(Dataset records)

===

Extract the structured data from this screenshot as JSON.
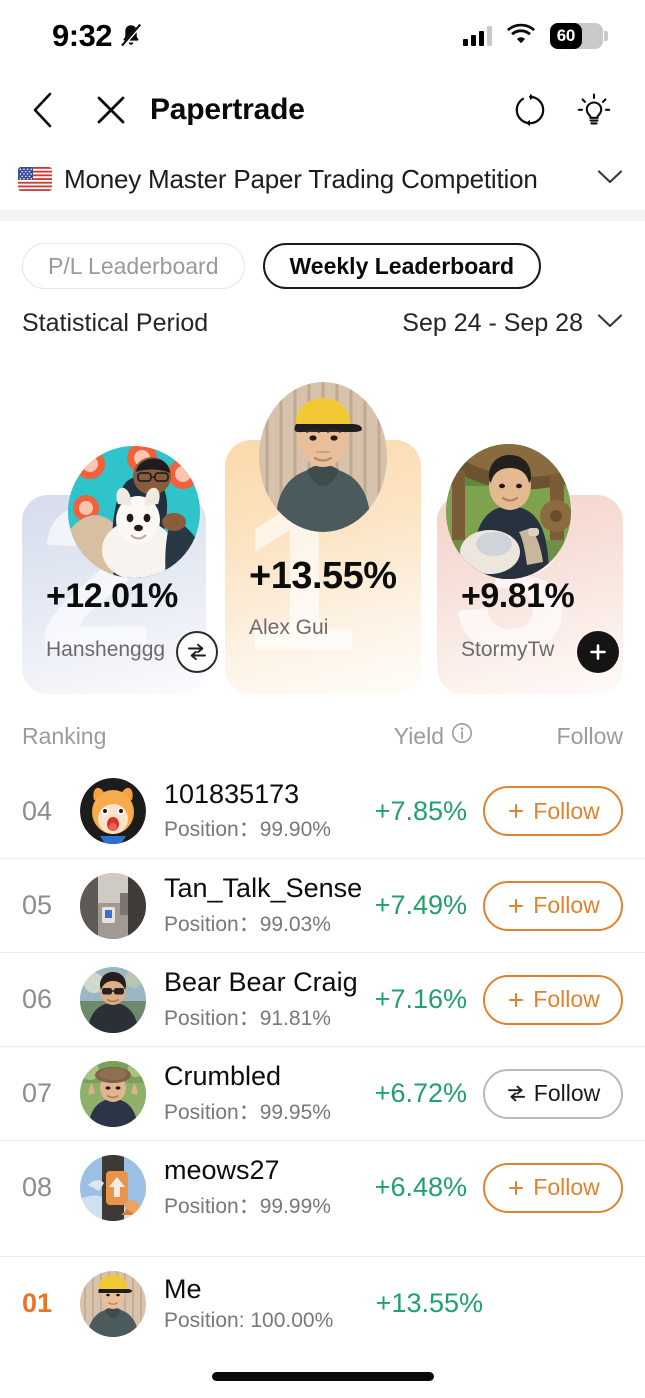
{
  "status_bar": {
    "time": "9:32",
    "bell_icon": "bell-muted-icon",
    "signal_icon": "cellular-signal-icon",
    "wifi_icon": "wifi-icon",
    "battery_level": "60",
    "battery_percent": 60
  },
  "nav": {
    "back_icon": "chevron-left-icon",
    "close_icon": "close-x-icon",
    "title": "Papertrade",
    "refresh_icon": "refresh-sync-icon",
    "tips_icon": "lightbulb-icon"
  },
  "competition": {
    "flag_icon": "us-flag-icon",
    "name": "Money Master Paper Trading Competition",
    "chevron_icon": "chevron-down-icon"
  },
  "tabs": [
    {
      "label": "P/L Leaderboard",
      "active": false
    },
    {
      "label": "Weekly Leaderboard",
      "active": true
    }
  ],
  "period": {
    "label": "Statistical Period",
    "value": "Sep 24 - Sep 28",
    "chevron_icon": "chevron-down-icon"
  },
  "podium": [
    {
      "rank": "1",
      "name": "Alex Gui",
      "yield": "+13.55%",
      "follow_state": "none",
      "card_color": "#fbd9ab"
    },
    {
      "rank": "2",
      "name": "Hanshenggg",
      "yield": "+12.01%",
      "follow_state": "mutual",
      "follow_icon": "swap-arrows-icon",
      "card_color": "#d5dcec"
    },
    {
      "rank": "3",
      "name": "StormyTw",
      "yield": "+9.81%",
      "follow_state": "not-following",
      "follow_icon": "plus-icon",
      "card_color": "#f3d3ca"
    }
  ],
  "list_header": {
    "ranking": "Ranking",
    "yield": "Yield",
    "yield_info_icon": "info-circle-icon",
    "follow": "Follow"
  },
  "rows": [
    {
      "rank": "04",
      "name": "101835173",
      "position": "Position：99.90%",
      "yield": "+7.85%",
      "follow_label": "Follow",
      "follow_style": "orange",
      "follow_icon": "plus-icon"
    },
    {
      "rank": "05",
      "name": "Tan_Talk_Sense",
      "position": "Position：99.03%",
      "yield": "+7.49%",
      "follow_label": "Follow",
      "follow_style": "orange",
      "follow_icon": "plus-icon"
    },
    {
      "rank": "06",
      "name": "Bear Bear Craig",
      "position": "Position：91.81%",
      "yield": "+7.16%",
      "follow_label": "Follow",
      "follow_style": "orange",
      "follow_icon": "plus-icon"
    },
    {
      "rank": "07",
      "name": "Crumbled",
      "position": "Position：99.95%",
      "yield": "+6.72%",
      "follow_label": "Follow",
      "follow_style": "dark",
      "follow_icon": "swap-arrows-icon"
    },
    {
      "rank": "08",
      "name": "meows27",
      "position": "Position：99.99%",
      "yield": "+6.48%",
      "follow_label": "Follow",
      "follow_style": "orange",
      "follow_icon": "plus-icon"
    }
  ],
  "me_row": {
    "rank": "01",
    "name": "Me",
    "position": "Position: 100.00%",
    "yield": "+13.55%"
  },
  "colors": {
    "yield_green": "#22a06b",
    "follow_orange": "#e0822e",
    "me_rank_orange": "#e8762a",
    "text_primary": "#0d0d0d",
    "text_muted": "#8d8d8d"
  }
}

===

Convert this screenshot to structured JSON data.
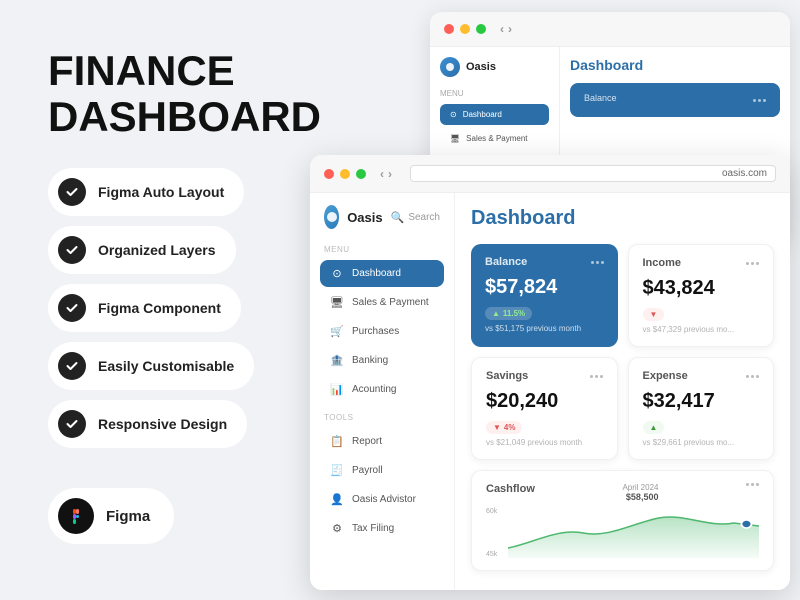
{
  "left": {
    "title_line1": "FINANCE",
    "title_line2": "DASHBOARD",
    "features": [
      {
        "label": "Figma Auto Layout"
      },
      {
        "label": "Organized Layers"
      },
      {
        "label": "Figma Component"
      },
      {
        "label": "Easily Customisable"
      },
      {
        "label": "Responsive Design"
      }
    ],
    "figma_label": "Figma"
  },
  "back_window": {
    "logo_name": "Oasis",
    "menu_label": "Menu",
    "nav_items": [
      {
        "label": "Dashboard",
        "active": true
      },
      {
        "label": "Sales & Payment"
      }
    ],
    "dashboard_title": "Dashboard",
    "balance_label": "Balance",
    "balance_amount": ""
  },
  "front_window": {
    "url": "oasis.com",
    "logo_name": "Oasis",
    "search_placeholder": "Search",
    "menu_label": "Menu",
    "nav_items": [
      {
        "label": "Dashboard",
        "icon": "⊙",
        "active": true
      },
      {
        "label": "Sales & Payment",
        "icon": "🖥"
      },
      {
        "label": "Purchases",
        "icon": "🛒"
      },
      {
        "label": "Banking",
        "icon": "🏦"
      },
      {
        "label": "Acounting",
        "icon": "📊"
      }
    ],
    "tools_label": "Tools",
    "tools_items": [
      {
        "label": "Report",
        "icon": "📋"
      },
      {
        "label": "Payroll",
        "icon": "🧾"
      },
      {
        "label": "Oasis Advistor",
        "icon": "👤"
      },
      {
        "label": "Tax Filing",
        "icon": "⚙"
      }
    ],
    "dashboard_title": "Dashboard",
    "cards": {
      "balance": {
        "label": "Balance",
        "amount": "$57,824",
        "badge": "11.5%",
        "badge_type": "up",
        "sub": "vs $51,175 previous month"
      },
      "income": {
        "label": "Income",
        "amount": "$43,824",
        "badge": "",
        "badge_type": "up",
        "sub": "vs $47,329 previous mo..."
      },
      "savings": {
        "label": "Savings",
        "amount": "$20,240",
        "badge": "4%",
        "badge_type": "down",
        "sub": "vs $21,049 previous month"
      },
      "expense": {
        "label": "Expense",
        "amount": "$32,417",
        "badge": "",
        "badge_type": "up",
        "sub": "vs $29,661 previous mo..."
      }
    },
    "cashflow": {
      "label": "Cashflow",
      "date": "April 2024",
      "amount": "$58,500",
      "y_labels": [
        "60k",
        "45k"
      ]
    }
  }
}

===

Where does the word "this" appear in the listing? List each line that holds it.

FINAL RESULT:
Extract the structured data from this screenshot as JSON.
Convert this screenshot to structured JSON data.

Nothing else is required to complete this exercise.